▸ **Aim**
Search the material for the word "Mulyono" and report each line where it turns up.

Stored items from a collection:
[Begin]

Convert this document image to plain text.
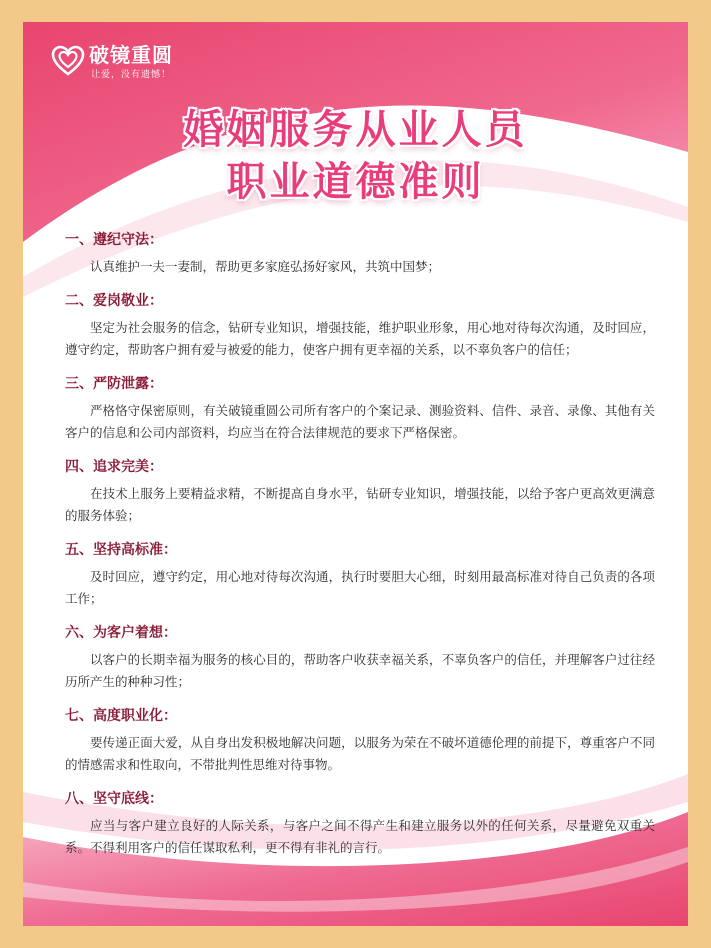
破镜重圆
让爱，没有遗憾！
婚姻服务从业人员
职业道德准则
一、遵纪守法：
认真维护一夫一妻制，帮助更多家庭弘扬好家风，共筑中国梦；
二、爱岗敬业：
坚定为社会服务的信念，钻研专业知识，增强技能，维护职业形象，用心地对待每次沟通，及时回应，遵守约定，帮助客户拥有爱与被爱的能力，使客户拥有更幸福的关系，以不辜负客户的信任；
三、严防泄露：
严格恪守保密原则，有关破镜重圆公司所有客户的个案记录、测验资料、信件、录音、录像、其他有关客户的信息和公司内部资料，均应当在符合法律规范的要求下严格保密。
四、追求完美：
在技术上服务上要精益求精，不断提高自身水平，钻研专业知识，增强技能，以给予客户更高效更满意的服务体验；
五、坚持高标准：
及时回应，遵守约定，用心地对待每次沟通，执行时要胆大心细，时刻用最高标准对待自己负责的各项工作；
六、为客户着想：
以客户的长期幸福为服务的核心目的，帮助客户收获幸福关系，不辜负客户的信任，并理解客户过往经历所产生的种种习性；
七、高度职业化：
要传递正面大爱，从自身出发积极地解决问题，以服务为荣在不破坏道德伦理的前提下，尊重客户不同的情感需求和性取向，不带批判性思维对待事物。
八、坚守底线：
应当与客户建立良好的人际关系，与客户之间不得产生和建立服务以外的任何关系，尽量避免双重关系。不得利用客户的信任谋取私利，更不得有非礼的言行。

[End]
[Begin]

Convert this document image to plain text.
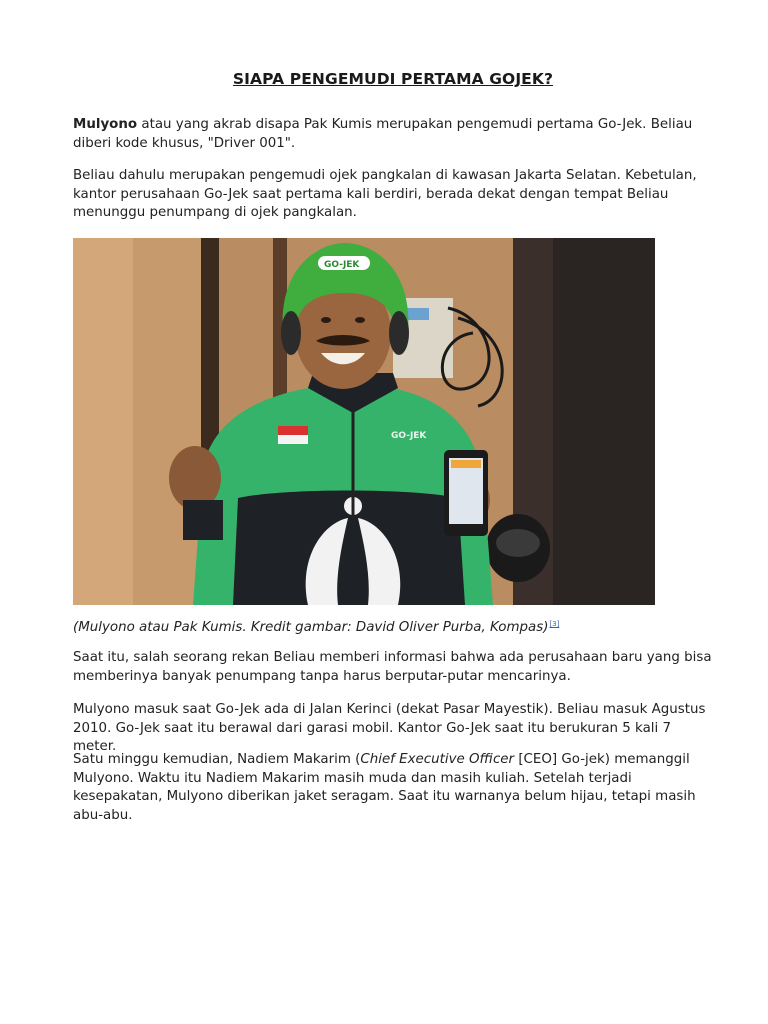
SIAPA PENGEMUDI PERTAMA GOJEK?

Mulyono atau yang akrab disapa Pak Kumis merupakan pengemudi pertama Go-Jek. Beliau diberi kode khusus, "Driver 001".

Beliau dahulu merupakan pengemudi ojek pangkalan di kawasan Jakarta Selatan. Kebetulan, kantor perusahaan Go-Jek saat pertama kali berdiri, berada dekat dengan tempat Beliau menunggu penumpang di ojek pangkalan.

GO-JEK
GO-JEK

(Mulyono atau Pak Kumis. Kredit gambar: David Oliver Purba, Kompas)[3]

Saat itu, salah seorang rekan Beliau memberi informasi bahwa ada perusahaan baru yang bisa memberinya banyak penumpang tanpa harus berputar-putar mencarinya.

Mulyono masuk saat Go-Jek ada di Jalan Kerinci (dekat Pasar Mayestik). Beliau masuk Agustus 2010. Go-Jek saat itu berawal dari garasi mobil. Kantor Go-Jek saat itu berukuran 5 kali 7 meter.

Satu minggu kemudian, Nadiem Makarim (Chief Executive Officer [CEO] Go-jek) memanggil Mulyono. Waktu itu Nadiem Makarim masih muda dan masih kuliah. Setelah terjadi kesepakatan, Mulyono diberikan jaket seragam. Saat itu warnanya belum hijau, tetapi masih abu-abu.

[End]

▸ **Task result**
Mulyono atau yang akrab disapa Pak Kumis merupakan pengemudi pertama Go-Jek. Beliau diberi kode khusus, "Driver 001".
(Mulyono atau Pak Kumis. Kredit gambar: David Oliver Purba, Kompas)[3]
Mulyono masuk saat Go-Jek ada di Jalan Kerinci (dekat Pasar Mayestik). Beliau masuk Agustus 2010. Go-Jek saat itu berawal dari garasi mobil. Kantor Go-Jek saat itu berukuran 5 kali 7 meter.
Satu minggu kemudian, Nadiem Makarim (Chief Executive Officer [CEO] Go-jek) memanggil Mulyono. Waktu itu Nadiem Makarim masih muda dan masih kuliah. Setelah terjadi kesepakatan, Mulyono diberikan jaket seragam. Saat itu warnanya belum hijau, tetapi masih abu-abu.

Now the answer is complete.